Dataset extract:
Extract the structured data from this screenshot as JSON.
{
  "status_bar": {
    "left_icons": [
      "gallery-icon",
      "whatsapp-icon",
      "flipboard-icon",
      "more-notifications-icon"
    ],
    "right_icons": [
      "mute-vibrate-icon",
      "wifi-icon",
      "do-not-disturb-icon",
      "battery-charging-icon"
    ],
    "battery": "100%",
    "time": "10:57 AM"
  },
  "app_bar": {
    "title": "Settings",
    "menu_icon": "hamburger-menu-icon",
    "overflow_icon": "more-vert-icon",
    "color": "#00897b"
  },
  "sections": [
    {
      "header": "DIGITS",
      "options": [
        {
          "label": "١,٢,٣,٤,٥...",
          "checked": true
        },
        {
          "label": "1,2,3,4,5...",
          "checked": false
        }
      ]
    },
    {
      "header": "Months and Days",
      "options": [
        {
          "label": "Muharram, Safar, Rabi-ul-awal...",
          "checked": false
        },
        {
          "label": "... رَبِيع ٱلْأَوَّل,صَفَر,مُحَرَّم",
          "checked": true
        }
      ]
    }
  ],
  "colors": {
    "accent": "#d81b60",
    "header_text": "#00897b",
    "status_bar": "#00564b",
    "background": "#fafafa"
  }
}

Objective: Each record above should be repeated exactly as it appears.

Solution to this exercise:
Extract the structured data from this screenshot as JSON.
{
  "status_bar": {
    "left_icons": [
      "gallery-icon",
      "whatsapp-icon",
      "flipboard-icon",
      "more-notifications-icon"
    ],
    "right_icons": [
      "mute-vibrate-icon",
      "wifi-icon",
      "do-not-disturb-icon",
      "battery-charging-icon"
    ],
    "battery": "100%",
    "time": "10:57 AM"
  },
  "app_bar": {
    "title": "Settings",
    "menu_icon": "hamburger-menu-icon",
    "overflow_icon": "more-vert-icon",
    "color": "#00897b"
  },
  "sections": [
    {
      "header": "DIGITS",
      "options": [
        {
          "label": "١,٢,٣,٤,٥...",
          "checked": true
        },
        {
          "label": "1,2,3,4,5...",
          "checked": false
        }
      ]
    },
    {
      "header": "Months and Days",
      "options": [
        {
          "label": "Muharram, Safar, Rabi-ul-awal...",
          "checked": false
        },
        {
          "label": "... رَبِيع ٱلْأَوَّل,صَفَر,مُحَرَّم",
          "checked": true
        }
      ]
    }
  ],
  "colors": {
    "accent": "#d81b60",
    "header_text": "#00897b",
    "status_bar": "#00564b",
    "background": "#fafafa"
  }
}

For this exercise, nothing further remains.